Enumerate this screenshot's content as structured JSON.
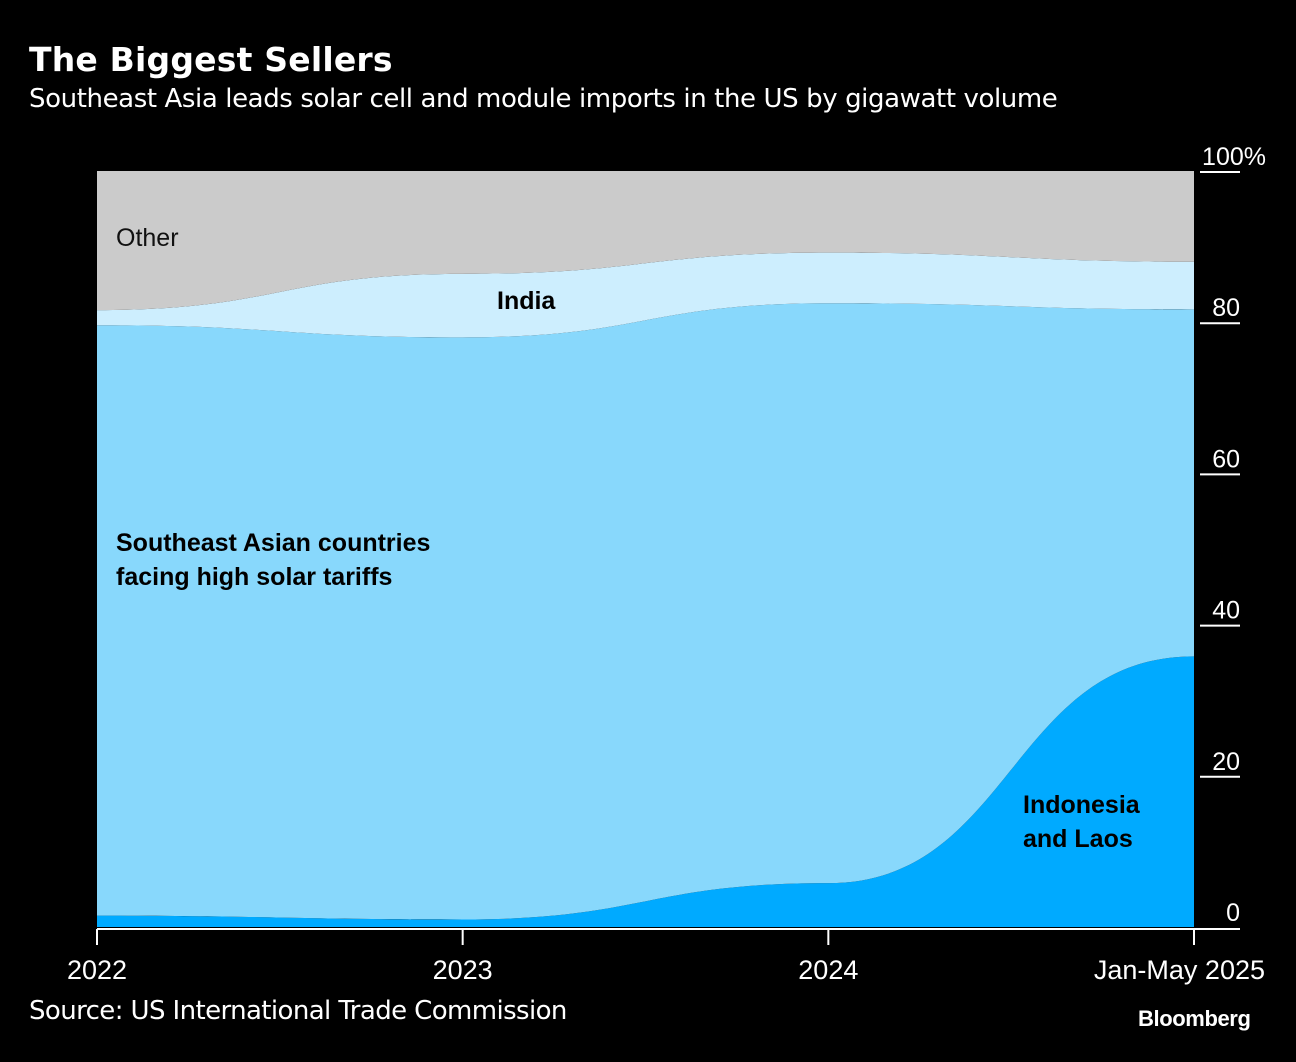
{
  "header": {
    "title": "The Biggest Sellers",
    "subtitle": "Southeast Asia leads solar cell and module imports in the US by gigawatt volume"
  },
  "footer": {
    "source": "Source: US International Trade Commission",
    "brand": "Bloomberg"
  },
  "chart_data": {
    "type": "area",
    "stacked": true,
    "normalized": true,
    "title": "The Biggest Sellers",
    "subtitle": "Southeast Asia leads solar cell and module imports in the US by gigawatt volume",
    "xlabel": "",
    "ylabel": "",
    "x": [
      "2022",
      "2023",
      "2024",
      "Jan-May 2025"
    ],
    "ylim": [
      0,
      100
    ],
    "y_ticks": [
      0,
      20,
      40,
      60,
      80,
      100
    ],
    "y_tick_labels": [
      "0",
      "20",
      "40",
      "60",
      "80",
      "100%"
    ],
    "y_axis_side": "right",
    "grid": false,
    "legend": "inline-labels",
    "series": [
      {
        "name": "Indonesia and Laos",
        "label": "Indonesia and Laos",
        "color": "#00aaff",
        "values": [
          1.5,
          1.0,
          5.8,
          35.8
        ]
      },
      {
        "name": "Southeast Asian countries facing high solar tariffs",
        "label": "Southeast Asian countries facing high solar tariffs",
        "color": "#88d8fc",
        "values": [
          78.1,
          77.0,
          76.7,
          45.9
        ]
      },
      {
        "name": "India",
        "label": "India",
        "color": "#cdeefe",
        "values": [
          2.0,
          8.4,
          6.7,
          6.3
        ]
      },
      {
        "name": "Other",
        "label": "Other",
        "color": "#cbcbcb",
        "values": [
          18.4,
          13.6,
          10.8,
          12.0
        ]
      }
    ],
    "annotations": [
      {
        "text": "Other",
        "series": "Other"
      },
      {
        "text": "India",
        "series": "India"
      },
      {
        "text": "Southeast Asian countries",
        "series": "Southeast Asian countries facing high solar tariffs"
      },
      {
        "text": "facing high solar tariffs",
        "series": "Southeast Asian countries facing high solar tariffs"
      },
      {
        "text": "Indonesia",
        "series": "Indonesia and Laos"
      },
      {
        "text": "and Laos",
        "series": "Indonesia and Laos"
      }
    ]
  }
}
---+---
● Exercise goal:
In the entries above, find lines with "Other" and copy each.

● Expected output:
        "name": "Other",
        "label": "Other",
        "text": "Other",
        "series": "Other"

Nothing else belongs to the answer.